Locate every line below that contains the word "объекта" and copy it.

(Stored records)

---

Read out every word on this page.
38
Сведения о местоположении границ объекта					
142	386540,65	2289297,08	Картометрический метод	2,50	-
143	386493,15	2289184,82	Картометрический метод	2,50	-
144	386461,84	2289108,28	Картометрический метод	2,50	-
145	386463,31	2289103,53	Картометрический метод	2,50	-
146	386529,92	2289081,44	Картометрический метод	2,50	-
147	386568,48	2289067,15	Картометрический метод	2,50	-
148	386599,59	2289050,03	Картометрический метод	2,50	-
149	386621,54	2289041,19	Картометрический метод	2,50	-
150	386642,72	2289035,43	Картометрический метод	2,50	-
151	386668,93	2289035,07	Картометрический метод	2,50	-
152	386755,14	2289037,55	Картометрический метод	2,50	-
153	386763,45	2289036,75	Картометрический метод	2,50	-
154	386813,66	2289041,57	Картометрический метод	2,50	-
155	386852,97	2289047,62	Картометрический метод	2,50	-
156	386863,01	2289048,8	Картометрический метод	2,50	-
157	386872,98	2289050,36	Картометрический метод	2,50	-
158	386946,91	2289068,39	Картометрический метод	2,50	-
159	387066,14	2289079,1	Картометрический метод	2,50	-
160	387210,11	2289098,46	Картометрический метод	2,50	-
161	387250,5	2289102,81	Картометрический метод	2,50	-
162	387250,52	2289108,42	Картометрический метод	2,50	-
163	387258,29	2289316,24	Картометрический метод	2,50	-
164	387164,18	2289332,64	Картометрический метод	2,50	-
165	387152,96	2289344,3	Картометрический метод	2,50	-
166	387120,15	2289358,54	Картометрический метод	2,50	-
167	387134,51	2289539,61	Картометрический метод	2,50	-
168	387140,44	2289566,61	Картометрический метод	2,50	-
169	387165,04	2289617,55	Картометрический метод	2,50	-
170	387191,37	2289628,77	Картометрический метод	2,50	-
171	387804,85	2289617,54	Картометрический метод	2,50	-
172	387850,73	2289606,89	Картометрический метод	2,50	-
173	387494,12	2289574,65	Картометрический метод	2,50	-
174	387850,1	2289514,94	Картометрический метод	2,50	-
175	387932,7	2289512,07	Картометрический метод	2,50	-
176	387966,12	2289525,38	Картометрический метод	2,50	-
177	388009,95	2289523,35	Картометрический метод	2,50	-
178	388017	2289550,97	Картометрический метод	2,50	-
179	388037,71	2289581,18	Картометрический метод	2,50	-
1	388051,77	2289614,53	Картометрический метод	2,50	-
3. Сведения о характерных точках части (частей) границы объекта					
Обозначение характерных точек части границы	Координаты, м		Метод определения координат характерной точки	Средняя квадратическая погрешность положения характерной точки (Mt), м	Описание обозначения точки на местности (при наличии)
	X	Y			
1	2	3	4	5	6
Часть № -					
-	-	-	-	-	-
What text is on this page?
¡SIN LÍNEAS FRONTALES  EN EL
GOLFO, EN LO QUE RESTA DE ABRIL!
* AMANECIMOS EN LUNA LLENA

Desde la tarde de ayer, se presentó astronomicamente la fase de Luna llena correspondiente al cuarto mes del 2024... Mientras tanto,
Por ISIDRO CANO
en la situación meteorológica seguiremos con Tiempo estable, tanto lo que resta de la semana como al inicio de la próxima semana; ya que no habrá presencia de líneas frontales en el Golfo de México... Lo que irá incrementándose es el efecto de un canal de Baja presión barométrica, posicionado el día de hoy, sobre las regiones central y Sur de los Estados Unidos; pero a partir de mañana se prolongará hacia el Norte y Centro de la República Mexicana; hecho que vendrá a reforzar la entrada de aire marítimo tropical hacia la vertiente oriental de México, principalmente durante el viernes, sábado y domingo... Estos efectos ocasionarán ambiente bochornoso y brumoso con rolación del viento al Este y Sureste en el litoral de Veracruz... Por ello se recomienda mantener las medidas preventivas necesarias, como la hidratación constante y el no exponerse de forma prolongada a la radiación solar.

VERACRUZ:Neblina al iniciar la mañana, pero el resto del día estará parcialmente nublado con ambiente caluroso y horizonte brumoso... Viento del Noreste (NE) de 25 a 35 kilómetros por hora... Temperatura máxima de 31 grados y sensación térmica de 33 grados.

---

Solution for this task —
Сведения о местоположении границ объекта					
3. Сведения о характерных точках части (частей) границы объекта					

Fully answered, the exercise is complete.